PROVIDED MATERIAL:

== Segment start ==

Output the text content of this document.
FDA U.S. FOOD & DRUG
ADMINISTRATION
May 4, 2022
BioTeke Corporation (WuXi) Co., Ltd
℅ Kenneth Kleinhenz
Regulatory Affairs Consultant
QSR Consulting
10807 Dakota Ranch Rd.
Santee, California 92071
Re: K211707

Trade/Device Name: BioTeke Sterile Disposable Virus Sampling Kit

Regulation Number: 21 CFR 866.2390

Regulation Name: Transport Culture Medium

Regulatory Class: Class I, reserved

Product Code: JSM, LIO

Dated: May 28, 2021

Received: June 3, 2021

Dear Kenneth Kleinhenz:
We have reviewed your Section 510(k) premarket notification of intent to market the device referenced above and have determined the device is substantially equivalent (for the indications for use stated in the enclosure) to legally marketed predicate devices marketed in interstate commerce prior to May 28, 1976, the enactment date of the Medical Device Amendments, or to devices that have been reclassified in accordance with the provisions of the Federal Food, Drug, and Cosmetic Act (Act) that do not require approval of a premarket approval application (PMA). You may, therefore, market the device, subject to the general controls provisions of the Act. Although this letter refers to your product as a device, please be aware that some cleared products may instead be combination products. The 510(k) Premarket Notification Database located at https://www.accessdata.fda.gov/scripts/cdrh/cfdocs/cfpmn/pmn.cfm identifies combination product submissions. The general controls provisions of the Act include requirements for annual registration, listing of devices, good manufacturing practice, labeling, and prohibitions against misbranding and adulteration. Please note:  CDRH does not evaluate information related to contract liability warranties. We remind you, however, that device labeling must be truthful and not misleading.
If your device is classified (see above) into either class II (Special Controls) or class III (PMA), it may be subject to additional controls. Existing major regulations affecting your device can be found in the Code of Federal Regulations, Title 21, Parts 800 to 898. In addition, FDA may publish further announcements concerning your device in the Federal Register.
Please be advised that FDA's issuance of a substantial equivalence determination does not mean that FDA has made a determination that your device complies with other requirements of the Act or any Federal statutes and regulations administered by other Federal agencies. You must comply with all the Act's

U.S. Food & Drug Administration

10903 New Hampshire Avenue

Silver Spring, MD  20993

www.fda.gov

== Segment end ==

EXERCISE BRIEF:
Write out every line of the preceding listing that contains "Kenneth".

EXERCISE RESPONSE:
℅ Kenneth Kleinhenz
Dear Kenneth Kleinhenz:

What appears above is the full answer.